WRITTEN INSTRUCTION
Edit the items below so that each "y-tick-base" becomes "y-tick-root", and leave everything else unchanged.
** START **
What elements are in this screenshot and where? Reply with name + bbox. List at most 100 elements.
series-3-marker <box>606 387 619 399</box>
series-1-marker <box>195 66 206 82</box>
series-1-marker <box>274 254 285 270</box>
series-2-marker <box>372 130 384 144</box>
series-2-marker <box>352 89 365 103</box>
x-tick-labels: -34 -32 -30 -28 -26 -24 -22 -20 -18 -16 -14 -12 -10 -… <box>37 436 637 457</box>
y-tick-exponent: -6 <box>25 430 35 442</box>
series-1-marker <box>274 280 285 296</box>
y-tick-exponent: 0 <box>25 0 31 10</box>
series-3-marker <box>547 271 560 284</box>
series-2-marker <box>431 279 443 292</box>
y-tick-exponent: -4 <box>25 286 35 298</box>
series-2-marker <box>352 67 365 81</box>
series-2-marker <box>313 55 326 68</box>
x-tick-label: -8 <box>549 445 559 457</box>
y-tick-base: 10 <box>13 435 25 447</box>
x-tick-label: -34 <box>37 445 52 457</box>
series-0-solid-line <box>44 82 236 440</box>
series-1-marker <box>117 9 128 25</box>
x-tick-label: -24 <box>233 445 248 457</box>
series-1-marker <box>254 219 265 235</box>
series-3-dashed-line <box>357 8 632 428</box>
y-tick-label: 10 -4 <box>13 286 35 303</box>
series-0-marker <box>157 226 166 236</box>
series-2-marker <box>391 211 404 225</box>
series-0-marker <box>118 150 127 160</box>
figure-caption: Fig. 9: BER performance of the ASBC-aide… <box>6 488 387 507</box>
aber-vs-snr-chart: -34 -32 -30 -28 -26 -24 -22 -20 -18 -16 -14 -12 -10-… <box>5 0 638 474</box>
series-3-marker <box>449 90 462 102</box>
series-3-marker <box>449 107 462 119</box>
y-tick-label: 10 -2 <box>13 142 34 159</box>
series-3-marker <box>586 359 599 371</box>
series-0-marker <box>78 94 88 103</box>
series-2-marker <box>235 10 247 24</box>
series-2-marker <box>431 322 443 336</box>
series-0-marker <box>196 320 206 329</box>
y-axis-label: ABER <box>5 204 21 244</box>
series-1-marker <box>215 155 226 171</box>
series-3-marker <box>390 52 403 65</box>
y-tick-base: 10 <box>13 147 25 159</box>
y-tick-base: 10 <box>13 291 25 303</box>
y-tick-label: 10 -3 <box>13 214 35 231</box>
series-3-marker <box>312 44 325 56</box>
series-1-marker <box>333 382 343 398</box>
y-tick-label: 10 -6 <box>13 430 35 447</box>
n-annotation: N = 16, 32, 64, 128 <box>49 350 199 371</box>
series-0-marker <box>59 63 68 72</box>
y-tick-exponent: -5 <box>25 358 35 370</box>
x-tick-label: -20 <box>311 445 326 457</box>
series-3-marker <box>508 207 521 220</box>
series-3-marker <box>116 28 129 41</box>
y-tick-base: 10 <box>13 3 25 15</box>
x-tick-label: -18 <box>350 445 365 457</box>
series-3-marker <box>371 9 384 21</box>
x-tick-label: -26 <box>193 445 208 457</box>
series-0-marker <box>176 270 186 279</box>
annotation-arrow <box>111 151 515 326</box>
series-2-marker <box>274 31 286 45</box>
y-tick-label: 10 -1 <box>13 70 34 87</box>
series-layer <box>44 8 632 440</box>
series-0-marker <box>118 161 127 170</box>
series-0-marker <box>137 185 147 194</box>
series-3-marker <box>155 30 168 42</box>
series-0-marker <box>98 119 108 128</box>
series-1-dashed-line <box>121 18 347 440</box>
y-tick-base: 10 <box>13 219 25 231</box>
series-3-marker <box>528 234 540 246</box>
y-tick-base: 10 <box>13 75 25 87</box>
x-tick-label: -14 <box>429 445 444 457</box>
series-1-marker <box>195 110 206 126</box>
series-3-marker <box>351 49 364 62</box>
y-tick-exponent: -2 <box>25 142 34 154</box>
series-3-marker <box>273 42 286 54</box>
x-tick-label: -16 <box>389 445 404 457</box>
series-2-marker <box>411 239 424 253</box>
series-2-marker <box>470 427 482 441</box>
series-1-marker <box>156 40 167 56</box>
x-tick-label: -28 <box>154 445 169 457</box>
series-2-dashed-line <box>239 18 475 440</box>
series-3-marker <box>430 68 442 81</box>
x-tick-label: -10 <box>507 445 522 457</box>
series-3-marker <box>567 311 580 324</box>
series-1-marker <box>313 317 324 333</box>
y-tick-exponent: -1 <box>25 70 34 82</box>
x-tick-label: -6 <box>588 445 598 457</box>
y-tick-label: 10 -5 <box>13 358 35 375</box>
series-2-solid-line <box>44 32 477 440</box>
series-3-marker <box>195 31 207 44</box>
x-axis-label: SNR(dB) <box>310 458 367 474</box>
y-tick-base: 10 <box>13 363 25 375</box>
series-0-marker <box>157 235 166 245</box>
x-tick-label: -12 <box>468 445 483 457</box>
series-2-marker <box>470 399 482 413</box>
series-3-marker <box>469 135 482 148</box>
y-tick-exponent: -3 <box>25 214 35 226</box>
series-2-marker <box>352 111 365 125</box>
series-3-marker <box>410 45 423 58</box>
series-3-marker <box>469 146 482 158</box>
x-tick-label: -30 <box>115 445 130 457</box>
** END **
RESPONSE TO THIS TASK
What elements are in this screenshot and where? Reply with name + bbox. List at most 100 elements.
series-3-marker <box>606 387 619 399</box>
series-1-marker <box>195 66 206 82</box>
series-1-marker <box>274 254 285 270</box>
series-2-marker <box>372 130 384 144</box>
series-2-marker <box>352 89 365 103</box>
x-tick-labels: -34 -32 -30 -28 -26 -24 -22 -20 -18 -16 -14 -12 -10 -… <box>37 436 637 457</box>
y-tick-exponent: -6 <box>25 430 35 442</box>
series-1-marker <box>274 280 285 296</box>
y-tick-exponent: 0 <box>25 0 31 10</box>
series-3-marker <box>547 271 560 284</box>
series-2-marker <box>431 279 443 292</box>
y-tick-exponent: -4 <box>25 286 35 298</box>
series-2-marker <box>352 67 365 81</box>
series-2-marker <box>313 55 326 68</box>
x-tick-label: -8 <box>549 445 559 457</box>
y-tick-root: 10 <box>13 435 25 447</box>
x-tick-label: -34 <box>37 445 52 457</box>
series-0-solid-line <box>44 82 236 440</box>
series-1-marker <box>117 9 128 25</box>
x-tick-label: -24 <box>233 445 248 457</box>
series-1-marker <box>254 219 265 235</box>
series-3-dashed-line <box>357 8 632 428</box>
y-tick-label: 10 -4 <box>13 286 35 303</box>
series-0-marker <box>157 226 166 236</box>
series-2-marker <box>391 211 404 225</box>
series-0-marker <box>118 150 127 160</box>
figure-caption: Fig. 9: BER performance of the ASBC-aide… <box>6 488 387 507</box>
aber-vs-snr-chart: -34 -32 -30 -28 -26 -24 -22 -20 -18 -16 -14 -12 -10-… <box>5 0 638 474</box>
series-3-marker <box>449 90 462 102</box>
series-3-marker <box>449 107 462 119</box>
y-tick-label: 10 -2 <box>13 142 34 159</box>
series-3-marker <box>586 359 599 371</box>
series-0-marker <box>78 94 88 103</box>
series-2-marker <box>235 10 247 24</box>
series-2-marker <box>431 322 443 336</box>
series-0-marker <box>196 320 206 329</box>
y-axis-label: ABER <box>5 204 21 244</box>
series-1-marker <box>215 155 226 171</box>
series-3-marker <box>390 52 403 65</box>
y-tick-root: 10 <box>13 147 25 159</box>
y-tick-root: 10 <box>13 291 25 303</box>
y-tick-label: 10 -3 <box>13 214 35 231</box>
series-3-marker <box>312 44 325 56</box>
series-1-marker <box>333 382 343 398</box>
y-tick-label: 10 -6 <box>13 430 35 447</box>
n-annotation: N = 16, 32, 64, 128 <box>49 350 199 371</box>
series-0-marker <box>59 63 68 72</box>
y-tick-exponent: -5 <box>25 358 35 370</box>
x-tick-label: -20 <box>311 445 326 457</box>
series-3-marker <box>508 207 521 220</box>
series-3-marker <box>116 28 129 41</box>
y-tick-root: 10 <box>13 3 25 15</box>
x-tick-label: -18 <box>350 445 365 457</box>
series-3-marker <box>371 9 384 21</box>
x-tick-label: -26 <box>193 445 208 457</box>
series-0-marker <box>176 270 186 279</box>
annotation-arrow <box>111 151 515 326</box>
series-2-marker <box>274 31 286 45</box>
y-tick-label: 10 -1 <box>13 70 34 87</box>
series-layer <box>44 8 632 440</box>
series-0-marker <box>118 161 127 170</box>
series-0-marker <box>137 185 147 194</box>
series-3-marker <box>155 30 168 42</box>
series-0-marker <box>98 119 108 128</box>
series-1-dashed-line <box>121 18 347 440</box>
y-tick-root: 10 <box>13 219 25 231</box>
series-3-marker <box>528 234 540 246</box>
y-tick-root: 10 <box>13 75 25 87</box>
x-tick-label: -14 <box>429 445 444 457</box>
series-1-marker <box>195 110 206 126</box>
series-3-marker <box>351 49 364 62</box>
y-tick-exponent: -2 <box>25 142 34 154</box>
series-3-marker <box>273 42 286 54</box>
x-tick-label: -16 <box>389 445 404 457</box>
series-2-marker <box>411 239 424 253</box>
series-2-marker <box>470 427 482 441</box>
series-1-marker <box>156 40 167 56</box>
x-tick-label: -28 <box>154 445 169 457</box>
series-2-dashed-line <box>239 18 475 440</box>
series-3-marker <box>430 68 442 81</box>
x-tick-label: -10 <box>507 445 522 457</box>
series-3-marker <box>567 311 580 324</box>
series-1-marker <box>313 317 324 333</box>
y-tick-exponent: -1 <box>25 70 34 82</box>
x-tick-label: -6 <box>588 445 598 457</box>
y-tick-label: 10 -5 <box>13 358 35 375</box>
series-2-solid-line <box>44 32 477 440</box>
series-3-marker <box>195 31 207 44</box>
x-axis-label: SNR(dB) <box>310 458 367 474</box>
y-tick-root: 10 <box>13 363 25 375</box>
series-0-marker <box>157 235 166 245</box>
x-tick-label: -12 <box>468 445 483 457</box>
series-2-marker <box>470 399 482 413</box>
series-3-marker <box>469 135 482 148</box>
y-tick-exponent: -3 <box>25 214 35 226</box>
series-2-marker <box>352 111 365 125</box>
series-3-marker <box>410 45 423 58</box>
series-3-marker <box>469 146 482 158</box>
x-tick-label: -30 <box>115 445 130 457</box>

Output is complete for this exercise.